[Data excerpts]

================

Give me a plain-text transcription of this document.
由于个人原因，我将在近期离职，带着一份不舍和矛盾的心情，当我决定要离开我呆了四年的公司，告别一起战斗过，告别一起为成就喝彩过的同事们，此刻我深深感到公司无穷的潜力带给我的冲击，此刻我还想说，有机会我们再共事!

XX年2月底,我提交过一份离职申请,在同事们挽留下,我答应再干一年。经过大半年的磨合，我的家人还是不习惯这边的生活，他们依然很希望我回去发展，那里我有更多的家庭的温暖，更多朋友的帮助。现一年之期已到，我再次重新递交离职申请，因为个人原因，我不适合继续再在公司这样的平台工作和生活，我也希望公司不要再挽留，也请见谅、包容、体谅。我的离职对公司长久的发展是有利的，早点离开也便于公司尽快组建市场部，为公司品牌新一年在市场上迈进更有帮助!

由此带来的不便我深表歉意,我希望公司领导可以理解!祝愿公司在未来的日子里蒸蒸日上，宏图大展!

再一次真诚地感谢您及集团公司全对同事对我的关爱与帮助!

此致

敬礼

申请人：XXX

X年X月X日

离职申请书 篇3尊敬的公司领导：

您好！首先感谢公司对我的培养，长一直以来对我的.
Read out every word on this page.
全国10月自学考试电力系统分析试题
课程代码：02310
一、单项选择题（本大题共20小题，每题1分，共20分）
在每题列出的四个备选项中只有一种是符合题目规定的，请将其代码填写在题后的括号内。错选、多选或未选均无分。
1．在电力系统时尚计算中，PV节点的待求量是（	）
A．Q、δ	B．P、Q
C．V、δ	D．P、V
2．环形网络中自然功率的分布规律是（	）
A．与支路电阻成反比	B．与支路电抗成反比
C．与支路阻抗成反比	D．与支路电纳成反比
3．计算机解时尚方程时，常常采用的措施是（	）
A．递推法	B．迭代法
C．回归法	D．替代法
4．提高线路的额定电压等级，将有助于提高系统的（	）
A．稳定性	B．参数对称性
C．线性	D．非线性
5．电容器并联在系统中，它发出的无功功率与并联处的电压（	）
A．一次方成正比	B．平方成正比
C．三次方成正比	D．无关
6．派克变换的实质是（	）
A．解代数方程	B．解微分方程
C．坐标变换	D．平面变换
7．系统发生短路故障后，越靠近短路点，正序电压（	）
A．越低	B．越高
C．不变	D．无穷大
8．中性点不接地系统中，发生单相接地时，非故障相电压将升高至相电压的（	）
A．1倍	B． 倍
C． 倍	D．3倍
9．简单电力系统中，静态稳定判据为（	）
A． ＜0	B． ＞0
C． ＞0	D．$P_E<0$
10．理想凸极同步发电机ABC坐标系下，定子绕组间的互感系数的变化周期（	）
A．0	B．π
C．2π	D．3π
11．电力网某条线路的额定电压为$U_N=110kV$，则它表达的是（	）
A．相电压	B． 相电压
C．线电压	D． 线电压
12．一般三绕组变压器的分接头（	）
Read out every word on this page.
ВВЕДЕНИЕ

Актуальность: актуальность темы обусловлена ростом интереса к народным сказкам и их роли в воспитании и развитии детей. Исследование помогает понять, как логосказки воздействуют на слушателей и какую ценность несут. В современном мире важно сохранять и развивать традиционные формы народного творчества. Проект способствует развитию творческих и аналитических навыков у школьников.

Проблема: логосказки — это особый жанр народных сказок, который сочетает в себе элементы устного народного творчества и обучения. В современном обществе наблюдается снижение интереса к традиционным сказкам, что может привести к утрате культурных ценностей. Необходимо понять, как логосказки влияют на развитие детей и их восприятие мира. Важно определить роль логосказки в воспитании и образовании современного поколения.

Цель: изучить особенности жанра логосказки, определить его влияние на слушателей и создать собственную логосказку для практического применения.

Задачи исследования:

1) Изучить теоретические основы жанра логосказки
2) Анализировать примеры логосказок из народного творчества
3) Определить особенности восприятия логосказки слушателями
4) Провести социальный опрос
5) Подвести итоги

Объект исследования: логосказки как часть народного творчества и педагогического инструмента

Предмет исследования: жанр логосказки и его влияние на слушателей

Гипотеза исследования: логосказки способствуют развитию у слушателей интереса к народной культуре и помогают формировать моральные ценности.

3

================

Set down all of the entries exactly, please.

Give me a plain-text transcription of this document.
由于个人原因，我将在近期离职，带着一份不舍和矛盾的心情，当我决定要离开我呆了四年的公司，告别一起战斗过，告别一起为成就喝彩过的同事们，此刻我深深感到公司无穷的潜力带给我的冲击，此刻我还想说，有机会我们再共事!

XX年2月底,我提交过一份离职申请,在同事们挽留下,我答应再干一年。经过大半年的磨合，我的家人还是不习惯这边的生活，他们依然很希望我回去发展，那里我有更多的家庭的温暖，更多朋友的帮助。现一年之期已到，我再次重新递交离职申请，因为个人原因，我不适合继续再在公司这样的平台工作和生活，我也希望公司不要再挽留，也请见谅、包容、体谅。我的离职对公司长久的发展是有利的，早点离开也便于公司尽快组建市场部，为公司品牌新一年在市场上迈进更有帮助!

由此带来的不便我深表歉意,我希望公司领导可以理解!祝愿公司在未来的日子里蒸蒸日上，宏图大展!

再一次真诚地感谢您及集团公司全对同事对我的关爱与帮助!

此致

敬礼

申请人：XXX

X年X月X日

离职申请书 篇3尊敬的公司领导：

您好！首先感谢公司对我的培养，长一直以来对我的.
Read out every word on this page.
全国10月自学考试电力系统分析试题
课程代码：02310
一、单项选择题（本大题共20小题，每题1分，共20分）
在每题列出的四个备选项中只有一种是符合题目规定的，请将其代码填写在题后的括号内。错选、多选或未选均无分。
1．在电力系统时尚计算中，PV节点的待求量是（	）
A．Q、δ	B．P、Q
C．V、δ	D．P、V
2．环形网络中自然功率的分布规律是（	）
A．与支路电阻成反比	B．与支路电抗成反比
C．与支路阻抗成反比	D．与支路电纳成反比
3．计算机解时尚方程时，常常采用的措施是（	）
A．递推法	B．迭代法
C．回归法	D．替代法
4．提高线路的额定电压等级，将有助于提高系统的（	）
A．稳定性	B．参数对称性
C．线性	D．非线性
5．电容器并联在系统中，它发出的无功功率与并联处的电压（	）
A．一次方成正比	B．平方成正比
C．三次方成正比	D．无关
6．派克变换的实质是（	）
A．解代数方程	B．解微分方程
C．坐标变换	D．平面变换
7．系统发生短路故障后，越靠近短路点，正序电压（	）
A．越低	B．越高
C．不变	D．无穷大
8．中性点不接地系统中，发生单相接地时，非故障相电压将升高至相电压的（	）
A．1倍	B． 倍
C． 倍	D．3倍
9．简单电力系统中，静态稳定判据为（	）
A． ＜0	B． ＞0
C． ＞0	D．$P_E<0$
10．理想凸极同步发电机ABC坐标系下，定子绕组间的互感系数的变化周期（	）
A．0	B．π
C．2π	D．3π
11．电力网某条线路的额定电压为$U_N=110kV$，则它表达的是（	）
A．相电压	B． 相电压
C．线电压	D． 线电压
12．一般三绕组变压器的分接头（	）
Read out every word on this page.
ВВЕДЕНИЕ

Актуальность: актуальность темы обусловлена ростом интереса к народным сказкам и их роли в воспитании и развитии детей. Исследование помогает понять, как логосказки воздействуют на слушателей и какую ценность несут. В современном мире важно сохранять и развивать традиционные формы народного творчества. Проект способствует развитию творческих и аналитических навыков у школьников.

Проблема: логосказки — это особый жанр народных сказок, который сочетает в себе элементы устного народного творчества и обучения. В современном обществе наблюдается снижение интереса к традиционным сказкам, что может привести к утрате культурных ценностей. Необходимо понять, как логосказки влияют на развитие детей и их восприятие мира. Важно определить роль логосказки в воспитании и образовании современного поколения.

Цель: изучить особенности жанра логосказки, определить его влияние на слушателей и создать собственную логосказку для практического применения.

Задачи исследования:

1) Изучить теоретические основы жанра логосказки
2) Анализировать примеры логосказок из народного творчества
3) Определить особенности восприятия логосказки слушателями
4) Провести социальный опрос
5) Подвести итоги

Объект исследования: логосказки как часть народного творчества и педагогического инструмента

Предмет исследования: жанр логосказки и его влияние на слушателей

Гипотеза исследования: логосказки способствуют развитию у слушателей интереса к народной культуре и помогают формировать моральные ценности.

3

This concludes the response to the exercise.